--- Start of Supplied material ---

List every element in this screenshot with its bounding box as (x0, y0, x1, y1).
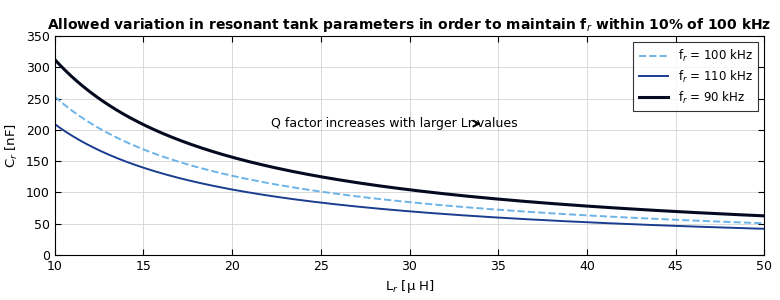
f$_r$ = 110 kHz (50, 122, 59, 126)
f$_r$ = 90 kHz (122, 114, 132, 118)
f$_r$ = 90 kHz (760, 214, 769, 218)
f$_r$ = 110 kHz (122, 160, 132, 164)
Title: Allowed variation in resonant tank parameters in order to maintain f$_r$ within : Allowed variation in resonant tank param… (48, 16, 771, 34)
f$_r$ = 90 kHz (604, 206, 613, 209)
f$_r$ = 110 kHz (363, 206, 372, 209)
f$_r$ = 90 kHz (337, 178, 346, 182)
f$_r$ = 110 kHz (337, 203, 346, 207)
f$_r$ = 100 kHz (363, 196, 372, 200)
Line: f$_r$ = 100 kHz: f$_r$ = 100 kHz (55, 97, 764, 223)
f$_r$ = 90 kHz (616, 206, 626, 210)
f$_r$ = 110 kHz (604, 221, 613, 225)
f$_r$ = 110 kHz (537, 218, 547, 222)
f$_r$ = 90 kHz (50, 58, 59, 61)
f$_r$ = 100 kHz (50, 95, 59, 98)
f$_r$ = 90 kHz (537, 201, 547, 205)
f$_r$ = 100 kHz (122, 141, 132, 144)
f$_r$ = 110 kHz (760, 227, 769, 231)
f$_r$ = 100 kHz (537, 211, 547, 214)
f$_r$ = 110 kHz (616, 222, 626, 226)
Y-axis label: C$_r$ [nF]: C$_r$ [nF] (4, 123, 20, 168)
f$_r$ = 100 kHz (337, 193, 346, 196)
Line: f$_r$ = 110 kHz: f$_r$ = 110 kHz (55, 124, 764, 229)
f$_r$ = 100 kHz (604, 215, 613, 218)
Line: f$_r$ = 90 kHz: f$_r$ = 90 kHz (55, 59, 764, 216)
Legend: f$_r$ = 100 kHz, f$_r$ = 110 kHz, f$_r$ = 90 kHz: f$_r$ = 100 kHz, f$_r$ = 110 kHz, f$_r$ … (633, 42, 758, 112)
X-axis label: L$_r$ [μ H]: L$_r$ [μ H] (385, 278, 434, 296)
f$_r$ = 90 kHz (363, 182, 372, 186)
f$_r$ = 100 kHz (760, 221, 769, 225)
Text: Q factor increases with larger Lr values: Q factor increases with larger Lr values (271, 117, 518, 130)
f$_r$ = 100 kHz (616, 215, 626, 219)
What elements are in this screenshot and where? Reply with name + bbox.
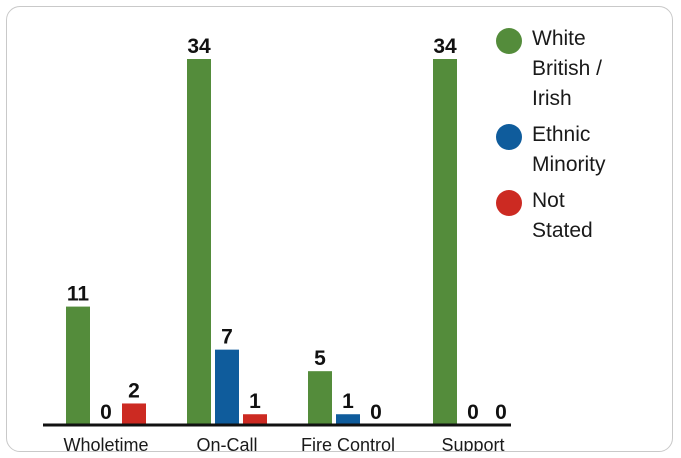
- data-label-support-white-british-irish: 34: [433, 35, 457, 58]
- data-label-fire-control-white-british-irish: 5: [314, 347, 326, 370]
- legend-swatch-not-stated: [496, 190, 522, 216]
- bar-support-white-british-irish: [433, 59, 457, 425]
- legend-item-not-stated: Not Stated: [496, 186, 666, 246]
- x-tick-label-support: Support: [441, 435, 504, 452]
- chart-legend: White British / Irish Ethnic Minority No…: [496, 24, 666, 252]
- data-label-wholetime-white-british-irish: 11: [67, 283, 90, 306]
- legend-item-white-british-irish: White British / Irish: [496, 24, 666, 114]
- data-label-fire-control-not-stated: 0: [370, 401, 382, 424]
- legend-label-not-stated: Not Stated: [532, 189, 593, 242]
- bar-on-call-not-stated: [243, 414, 267, 425]
- legend-swatch-ethnic-minority: [496, 124, 522, 150]
- data-label-support-ethnic-minority: 0: [467, 401, 479, 424]
- data-label-on-call-white-british-irish: 34: [187, 35, 211, 58]
- legend-swatch-white-british-irish: [496, 28, 522, 54]
- bar-fire-control-white-british-irish: [308, 371, 332, 425]
- bar-wholetime-white-british-irish: [66, 306, 90, 425]
- legend-item-ethnic-minority: Ethnic Minority: [496, 120, 666, 180]
- data-label-on-call-ethnic-minority: 7: [221, 326, 233, 349]
- x-tick-label-wholetime: Wholetime: [63, 435, 148, 452]
- x-tick-label-on-call: On-Call: [196, 435, 257, 452]
- bar-wholetime-not-stated: [122, 403, 146, 425]
- bar-fire-control-ethnic-minority: [336, 414, 360, 425]
- x-tick-label-fire-control: Fire Control: [301, 435, 395, 452]
- chart-card: 11 0 2 Wholetime 34 7 1 On-Call 5 1 0 Fire Control 3…: [6, 6, 673, 452]
- legend-label-ethnic-minority: Ethnic Minority: [532, 123, 606, 176]
- data-label-wholetime-ethnic-minority: 0: [100, 401, 112, 424]
- bar-on-call-white-british-irish: [187, 59, 211, 425]
- legend-label-white-british-irish: White British / Irish: [532, 27, 603, 110]
- data-label-fire-control-ethnic-minority: 1: [342, 390, 354, 413]
- data-label-on-call-not-stated: 1: [249, 390, 261, 413]
- bar-on-call-ethnic-minority: [215, 349, 239, 425]
- data-label-wholetime-not-stated: 2: [128, 379, 140, 402]
- data-label-support-not-stated: 0: [495, 401, 507, 424]
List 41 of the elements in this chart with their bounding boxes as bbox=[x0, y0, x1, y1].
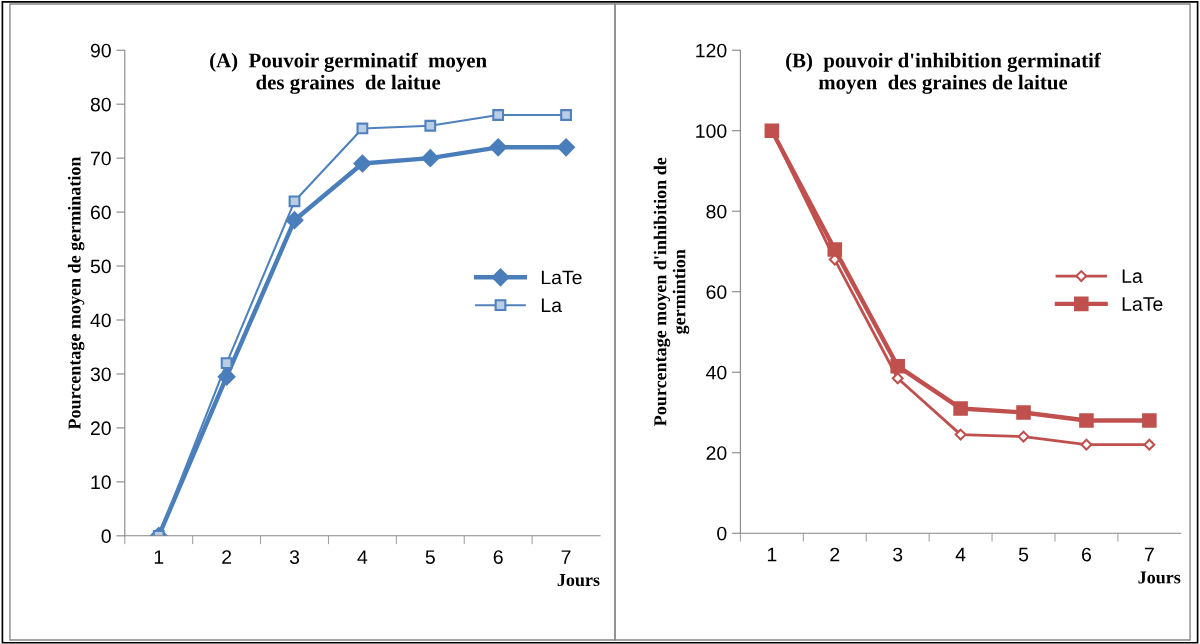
y-tick-label: 20 bbox=[90, 421, 111, 436]
x-tick-label: 5 bbox=[1018, 547, 1029, 562]
y-axis-title: Pourcentage moyen de germination bbox=[67, 156, 85, 430]
y-tick-label: 20 bbox=[706, 446, 727, 460]
y-tick-label: 40 bbox=[90, 313, 111, 328]
legend-label: La bbox=[1122, 269, 1143, 284]
x-tick-label: 6 bbox=[493, 550, 503, 564]
y-tick-label: 80 bbox=[90, 97, 111, 112]
y-tick-label: 10 bbox=[91, 475, 111, 490]
x-tick-label: 7 bbox=[1144, 547, 1154, 562]
x-tick-label: 4 bbox=[357, 550, 368, 564]
y-tick-label: 120 bbox=[696, 43, 727, 58]
y-axis-title: Pourcentage moyen d'inhibition de germintion bbox=[653, 157, 690, 426]
legend-label: LaTe bbox=[541, 270, 582, 285]
x-tick-label: 1 bbox=[767, 547, 777, 562]
x-tick-label: 5 bbox=[425, 550, 435, 564]
x-tick-label: 2 bbox=[830, 547, 840, 562]
y-tick-label: 60 bbox=[706, 285, 727, 299]
x-tick-label: 3 bbox=[289, 550, 300, 564]
y-tick-label: 0 bbox=[717, 526, 727, 541]
y-tick-label: 100 bbox=[696, 124, 727, 138]
text: (B) pouvoir d'inhibition germinatif moyen des graines de laitue bbox=[786, 52, 1102, 94]
x-tick-label: 3 bbox=[893, 547, 903, 562]
y-tick-label: 40 bbox=[706, 365, 727, 380]
y-tick-label: 90 bbox=[90, 43, 111, 58]
y-tick-label: 60 bbox=[90, 205, 111, 220]
x-axis-title: Jours bbox=[1138, 571, 1181, 584]
y-tick-label: 0 bbox=[101, 529, 111, 544]
y-tick-label: 50 bbox=[90, 259, 111, 274]
y-tick-label: 70 bbox=[90, 151, 111, 166]
y-tick-label: 30 bbox=[90, 367, 111, 382]
legend-label: LaTe bbox=[1122, 297, 1163, 311]
y-tick-label: 80 bbox=[706, 204, 727, 219]
x-axis-title: Jours bbox=[557, 574, 600, 587]
text: (A) Pouvoir germinatif moyen des graines de laitue bbox=[210, 52, 487, 94]
x-tick-label: 2 bbox=[222, 550, 232, 564]
x-tick-label: 4 bbox=[955, 547, 966, 562]
x-tick-label: 1 bbox=[154, 550, 164, 564]
x-tick-label: 6 bbox=[1082, 547, 1091, 562]
x-tick-label: 7 bbox=[561, 550, 571, 564]
legend-label: La bbox=[541, 298, 562, 313]
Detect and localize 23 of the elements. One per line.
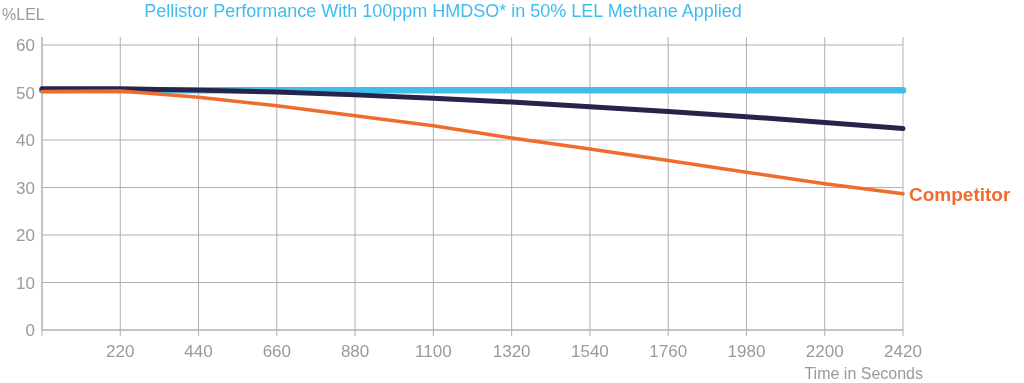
- x-tick-label: 2200: [805, 342, 844, 361]
- y-tick-label: 30: [16, 178, 35, 198]
- y-tick-label: 60: [16, 36, 35, 55]
- x-tick-label: 440: [184, 342, 213, 361]
- x-tick-label: 1100: [415, 342, 452, 361]
- y-tick-label: 50: [16, 83, 35, 103]
- x-tick-label: 880: [340, 342, 370, 361]
- x-axis-title: Time in Seconds: [804, 365, 923, 382]
- x-tick-label: 1980: [727, 342, 766, 361]
- x-tick-label: 220: [106, 342, 135, 361]
- series-label: Competitor: [909, 183, 1011, 205]
- y-tick-label: 40: [16, 131, 35, 150]
- y-tick-label: 0: [25, 321, 35, 340]
- y-tick-label: 20: [16, 226, 35, 245]
- line-series: [40, 89, 905, 196]
- x-tick-label: 1760: [649, 342, 688, 361]
- chart-title: Pellistor Performance With 100ppm HMDSO* in 50% LEL Methane Applied: [144, 1, 742, 21]
- x-tick-label: 2420: [884, 342, 922, 361]
- y-axis-title: %LEL: [2, 6, 45, 23]
- y-tick-label: 10: [16, 273, 35, 293]
- x-tick-label: 1320: [492, 342, 531, 361]
- x-tick-label: 660: [262, 342, 292, 361]
- x-tick-label: 1540: [571, 342, 609, 361]
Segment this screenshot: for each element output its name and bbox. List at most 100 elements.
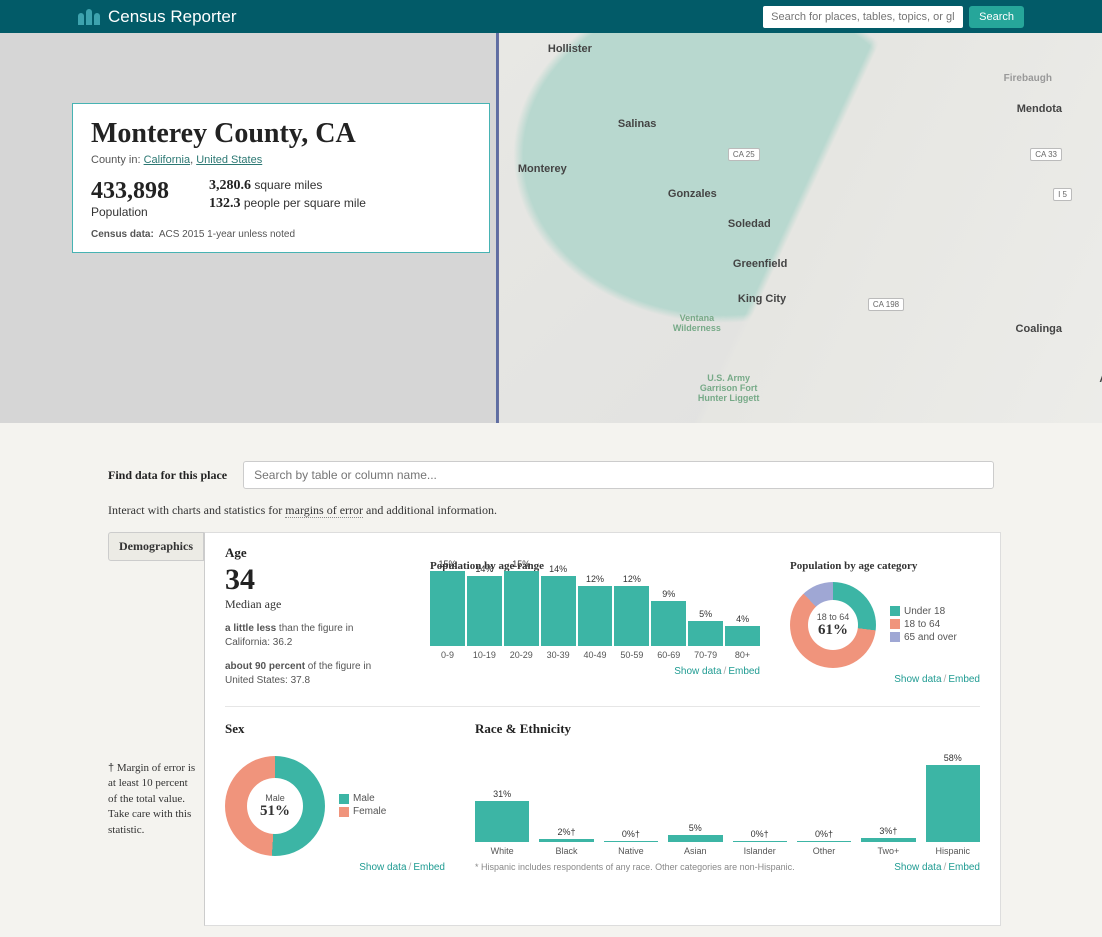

--- End of Supplied material ---

Given task> Copy the rows word for word, from the line with "f$_r$ = 110 kHz (50, 122, 59, 126)" up to and including the line with "f$_r$ = 110 kHz (363, 206, 372, 209)".

Exercise response>
f$_r$ = 110 kHz (50, 122, 59, 126)
f$_r$ = 90 kHz (122, 114, 132, 118)
f$_r$ = 90 kHz (760, 214, 769, 218)
f$_r$ = 110 kHz (122, 160, 132, 164)
Title: Allowed variation in resonant tank parameters in order to maintain f$_r$ within : Allowed variation in resonant tank param… (48, 16, 771, 34)
f$_r$ = 90 kHz (604, 206, 613, 209)
f$_r$ = 110 kHz (363, 206, 372, 209)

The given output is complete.